--- How to complete this task ---
How many lines in the data below contain the word "Progenitors"? State only the number.

[Opening Data for the task section]

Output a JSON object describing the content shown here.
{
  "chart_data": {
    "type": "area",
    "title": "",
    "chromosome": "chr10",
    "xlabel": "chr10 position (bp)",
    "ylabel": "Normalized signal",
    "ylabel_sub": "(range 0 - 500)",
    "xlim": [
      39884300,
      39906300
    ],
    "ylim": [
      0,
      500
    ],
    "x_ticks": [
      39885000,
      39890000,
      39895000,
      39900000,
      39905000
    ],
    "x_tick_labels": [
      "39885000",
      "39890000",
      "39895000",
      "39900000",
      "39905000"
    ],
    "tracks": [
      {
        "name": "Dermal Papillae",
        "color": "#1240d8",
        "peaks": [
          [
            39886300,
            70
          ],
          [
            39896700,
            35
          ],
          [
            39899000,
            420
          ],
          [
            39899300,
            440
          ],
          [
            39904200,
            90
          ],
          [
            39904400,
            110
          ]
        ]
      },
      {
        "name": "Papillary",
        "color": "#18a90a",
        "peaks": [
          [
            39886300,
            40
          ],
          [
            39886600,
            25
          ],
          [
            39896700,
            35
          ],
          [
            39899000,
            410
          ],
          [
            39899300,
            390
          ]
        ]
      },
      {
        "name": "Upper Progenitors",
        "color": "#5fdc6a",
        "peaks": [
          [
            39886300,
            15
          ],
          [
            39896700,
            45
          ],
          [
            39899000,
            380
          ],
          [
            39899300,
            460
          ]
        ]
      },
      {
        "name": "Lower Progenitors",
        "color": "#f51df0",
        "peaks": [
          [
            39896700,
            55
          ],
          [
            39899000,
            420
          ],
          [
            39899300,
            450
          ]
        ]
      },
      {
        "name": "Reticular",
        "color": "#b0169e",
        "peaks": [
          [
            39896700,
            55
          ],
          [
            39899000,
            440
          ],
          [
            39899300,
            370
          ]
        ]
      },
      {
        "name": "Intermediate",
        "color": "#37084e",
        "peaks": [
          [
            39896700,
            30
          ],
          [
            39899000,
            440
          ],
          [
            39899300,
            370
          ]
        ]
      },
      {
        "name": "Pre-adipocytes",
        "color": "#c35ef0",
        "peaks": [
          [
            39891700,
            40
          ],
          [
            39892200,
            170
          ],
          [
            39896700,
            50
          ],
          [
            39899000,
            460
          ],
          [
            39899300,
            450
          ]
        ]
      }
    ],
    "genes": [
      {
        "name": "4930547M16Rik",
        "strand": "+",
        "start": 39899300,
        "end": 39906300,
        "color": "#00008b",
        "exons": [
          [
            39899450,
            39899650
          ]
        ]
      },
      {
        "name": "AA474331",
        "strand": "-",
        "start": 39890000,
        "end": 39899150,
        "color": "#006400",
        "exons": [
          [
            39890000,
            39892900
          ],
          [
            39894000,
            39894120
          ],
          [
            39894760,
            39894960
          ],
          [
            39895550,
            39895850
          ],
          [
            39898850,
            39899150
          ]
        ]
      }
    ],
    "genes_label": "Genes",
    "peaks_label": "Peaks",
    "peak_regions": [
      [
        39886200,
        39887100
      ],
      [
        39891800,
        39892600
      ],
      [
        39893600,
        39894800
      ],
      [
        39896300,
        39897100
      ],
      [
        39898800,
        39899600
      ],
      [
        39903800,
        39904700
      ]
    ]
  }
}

[Closing Data for the task section]

--- Answer to this exercise ---
2